> [Exercise brief]:
Without the pictures, set down every line of the data exactly.

> [Records provided]:
* * * * *
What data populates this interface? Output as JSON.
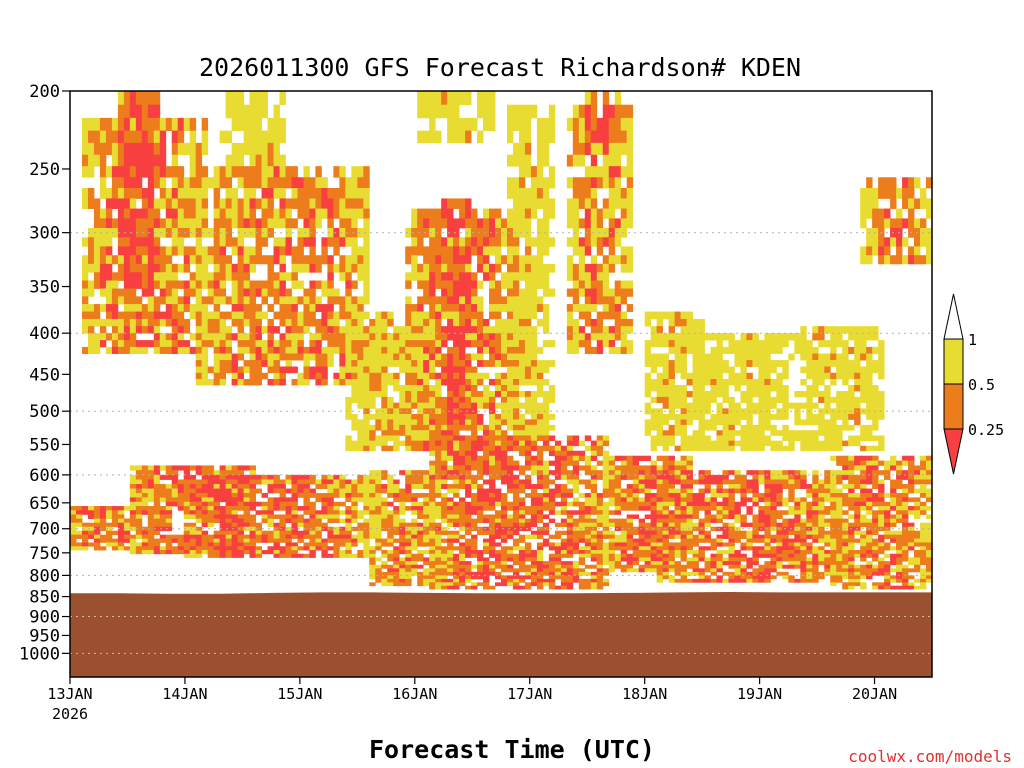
{
  "chart_data": {
    "type": "heatmap",
    "title": "2026011300 GFS Forecast Richardson# KDEN",
    "xlabel": "Forecast Time (UTC)",
    "ylabel": "",
    "credit": "coolwx.com/models",
    "x_range_days": [
      0,
      7.5
    ],
    "y_scale": "log-pressure",
    "y_range_hpa": [
      1070,
      200
    ],
    "y_ticks": [
      "200",
      "250",
      "300",
      "350",
      "400",
      "450",
      "500",
      "550",
      "600",
      "650",
      "700",
      "750",
      "800",
      "850",
      "900",
      "950",
      "1000"
    ],
    "x_ticks": [
      {
        "day": 0,
        "label": "13JAN",
        "sub": "2026"
      },
      {
        "day": 1,
        "label": "14JAN",
        "sub": ""
      },
      {
        "day": 2,
        "label": "15JAN",
        "sub": ""
      },
      {
        "day": 3,
        "label": "16JAN",
        "sub": ""
      },
      {
        "day": 4,
        "label": "17JAN",
        "sub": ""
      },
      {
        "day": 5,
        "label": "18JAN",
        "sub": ""
      },
      {
        "day": 6,
        "label": "19JAN",
        "sub": ""
      },
      {
        "day": 7,
        "label": "20JAN",
        "sub": ""
      }
    ],
    "gridlines_hpa": [
      300,
      400,
      500,
      600,
      700,
      800,
      900,
      1000
    ],
    "legend": {
      "placement": "right",
      "levels": [
        "1",
        "0.5",
        "0.25"
      ],
      "colors": [
        "#ffffff",
        "#e8dc32",
        "#ec7c1c",
        "#f84040"
      ]
    },
    "terrain_color": "#9b5030",
    "surface_pressure_hpa": [
      842,
      842,
      843,
      843,
      841,
      840,
      840,
      841,
      842,
      842,
      842,
      841,
      840,
      839,
      840,
      840,
      840,
      840
    ],
    "bands": [
      {
        "start": 0.5,
        "end": 1.6,
        "top": 585,
        "bottom": 750,
        "value": 0.2,
        "gap_top": 660,
        "gap_bottom": 715,
        "gap_start": 0.9,
        "gap_end": 1.3
      },
      {
        "start": 0.0,
        "end": 0.6,
        "top": 660,
        "bottom": 745,
        "value": 0.25
      },
      {
        "start": 1.0,
        "end": 2.6,
        "top": 600,
        "bottom": 760,
        "value": 0.22
      },
      {
        "start": 2.6,
        "end": 3.2,
        "top": 590,
        "bottom": 820,
        "value": 0.35
      },
      {
        "start": 3.1,
        "end": 4.7,
        "top": 540,
        "bottom": 835,
        "value": 0.2
      },
      {
        "start": 4.7,
        "end": 5.4,
        "top": 570,
        "bottom": 790,
        "value": 0.22
      },
      {
        "start": 5.1,
        "end": 6.7,
        "top": 595,
        "bottom": 815,
        "value": 0.24
      },
      {
        "start": 6.6,
        "end": 7.5,
        "top": 565,
        "bottom": 830,
        "value": 0.3
      },
      {
        "start": 0.1,
        "end": 1.2,
        "top": 220,
        "bottom": 420,
        "value": 0.3
      },
      {
        "start": 0.4,
        "end": 0.8,
        "top": 200,
        "bottom": 360,
        "value": 0.2
      },
      {
        "start": 1.1,
        "end": 2.6,
        "top": 250,
        "bottom": 460,
        "value": 0.3
      },
      {
        "start": 2.4,
        "end": 3.2,
        "top": 380,
        "bottom": 560,
        "value": 0.55
      },
      {
        "start": 2.9,
        "end": 3.9,
        "top": 280,
        "bottom": 560,
        "value": 0.3
      },
      {
        "start": 3.2,
        "end": 3.5,
        "top": 270,
        "bottom": 600,
        "value": 0.2
      },
      {
        "start": 3.8,
        "end": 4.2,
        "top": 210,
        "bottom": 540,
        "value": 0.6
      },
      {
        "start": 4.3,
        "end": 4.9,
        "top": 210,
        "bottom": 420,
        "value": 0.35
      },
      {
        "start": 4.5,
        "end": 4.8,
        "top": 200,
        "bottom": 230,
        "value": 0.3
      },
      {
        "start": 5.0,
        "end": 5.5,
        "top": 380,
        "bottom": 560,
        "value": 0.6
      },
      {
        "start": 5.4,
        "end": 6.3,
        "top": 400,
        "bottom": 560,
        "value": 0.65
      },
      {
        "start": 6.3,
        "end": 7.1,
        "top": 390,
        "bottom": 560,
        "value": 0.6
      },
      {
        "start": 6.9,
        "end": 7.5,
        "top": 260,
        "bottom": 330,
        "value": 0.35
      },
      {
        "start": 1.3,
        "end": 1.9,
        "top": 200,
        "bottom": 260,
        "value": 0.6
      },
      {
        "start": 3.0,
        "end": 3.7,
        "top": 200,
        "bottom": 230,
        "value": 0.65
      }
    ]
  }
}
* * * * *
> [Reply to the exercise]:
What data populates this interface? Output as JSON.
{
  "chart_data": {
    "type": "heatmap",
    "title": "2026011300 GFS Forecast Richardson# KDEN",
    "xlabel": "Forecast Time (UTC)",
    "ylabel": "",
    "credit": "coolwx.com/models",
    "x_range_days": [
      0,
      7.5
    ],
    "y_scale": "log-pressure",
    "y_range_hpa": [
      1070,
      200
    ],
    "y_ticks": [
      "200",
      "250",
      "300",
      "350",
      "400",
      "450",
      "500",
      "550",
      "600",
      "650",
      "700",
      "750",
      "800",
      "850",
      "900",
      "950",
      "1000"
    ],
    "x_ticks": [
      {
        "day": 0,
        "label": "13JAN",
        "sub": "2026"
      },
      {
        "day": 1,
        "label": "14JAN",
        "sub": ""
      },
      {
        "day": 2,
        "label": "15JAN",
        "sub": ""
      },
      {
        "day": 3,
        "label": "16JAN",
        "sub": ""
      },
      {
        "day": 4,
        "label": "17JAN",
        "sub": ""
      },
      {
        "day": 5,
        "label": "18JAN",
        "sub": ""
      },
      {
        "day": 6,
        "label": "19JAN",
        "sub": ""
      },
      {
        "day": 7,
        "label": "20JAN",
        "sub": ""
      }
    ],
    "gridlines_hpa": [
      300,
      400,
      500,
      600,
      700,
      800,
      900,
      1000
    ],
    "legend": {
      "placement": "right",
      "levels": [
        "1",
        "0.5",
        "0.25"
      ],
      "colors": [
        "#ffffff",
        "#e8dc32",
        "#ec7c1c",
        "#f84040"
      ]
    },
    "terrain_color": "#9b5030",
    "surface_pressure_hpa": [
      842,
      842,
      843,
      843,
      841,
      840,
      840,
      841,
      842,
      842,
      842,
      841,
      840,
      839,
      840,
      840,
      840,
      840
    ],
    "bands": [
      {
        "start": 0.5,
        "end": 1.6,
        "top": 585,
        "bottom": 750,
        "value": 0.2,
        "gap_top": 660,
        "gap_bottom": 715,
        "gap_start": 0.9,
        "gap_end": 1.3
      },
      {
        "start": 0.0,
        "end": 0.6,
        "top": 660,
        "bottom": 745,
        "value": 0.25
      },
      {
        "start": 1.0,
        "end": 2.6,
        "top": 600,
        "bottom": 760,
        "value": 0.22
      },
      {
        "start": 2.6,
        "end": 3.2,
        "top": 590,
        "bottom": 820,
        "value": 0.35
      },
      {
        "start": 3.1,
        "end": 4.7,
        "top": 540,
        "bottom": 835,
        "value": 0.2
      },
      {
        "start": 4.7,
        "end": 5.4,
        "top": 570,
        "bottom": 790,
        "value": 0.22
      },
      {
        "start": 5.1,
        "end": 6.7,
        "top": 595,
        "bottom": 815,
        "value": 0.24
      },
      {
        "start": 6.6,
        "end": 7.5,
        "top": 565,
        "bottom": 830,
        "value": 0.3
      },
      {
        "start": 0.1,
        "end": 1.2,
        "top": 220,
        "bottom": 420,
        "value": 0.3
      },
      {
        "start": 0.4,
        "end": 0.8,
        "top": 200,
        "bottom": 360,
        "value": 0.2
      },
      {
        "start": 1.1,
        "end": 2.6,
        "top": 250,
        "bottom": 460,
        "value": 0.3
      },
      {
        "start": 2.4,
        "end": 3.2,
        "top": 380,
        "bottom": 560,
        "value": 0.55
      },
      {
        "start": 2.9,
        "end": 3.9,
        "top": 280,
        "bottom": 560,
        "value": 0.3
      },
      {
        "start": 3.2,
        "end": 3.5,
        "top": 270,
        "bottom": 600,
        "value": 0.2
      },
      {
        "start": 3.8,
        "end": 4.2,
        "top": 210,
        "bottom": 540,
        "value": 0.6
      },
      {
        "start": 4.3,
        "end": 4.9,
        "top": 210,
        "bottom": 420,
        "value": 0.35
      },
      {
        "start": 4.5,
        "end": 4.8,
        "top": 200,
        "bottom": 230,
        "value": 0.3
      },
      {
        "start": 5.0,
        "end": 5.5,
        "top": 380,
        "bottom": 560,
        "value": 0.6
      },
      {
        "start": 5.4,
        "end": 6.3,
        "top": 400,
        "bottom": 560,
        "value": 0.65
      },
      {
        "start": 6.3,
        "end": 7.1,
        "top": 390,
        "bottom": 560,
        "value": 0.6
      },
      {
        "start": 6.9,
        "end": 7.5,
        "top": 260,
        "bottom": 330,
        "value": 0.35
      },
      {
        "start": 1.3,
        "end": 1.9,
        "top": 200,
        "bottom": 260,
        "value": 0.6
      },
      {
        "start": 3.0,
        "end": 3.7,
        "top": 200,
        "bottom": 230,
        "value": 0.65
      }
    ]
  }
}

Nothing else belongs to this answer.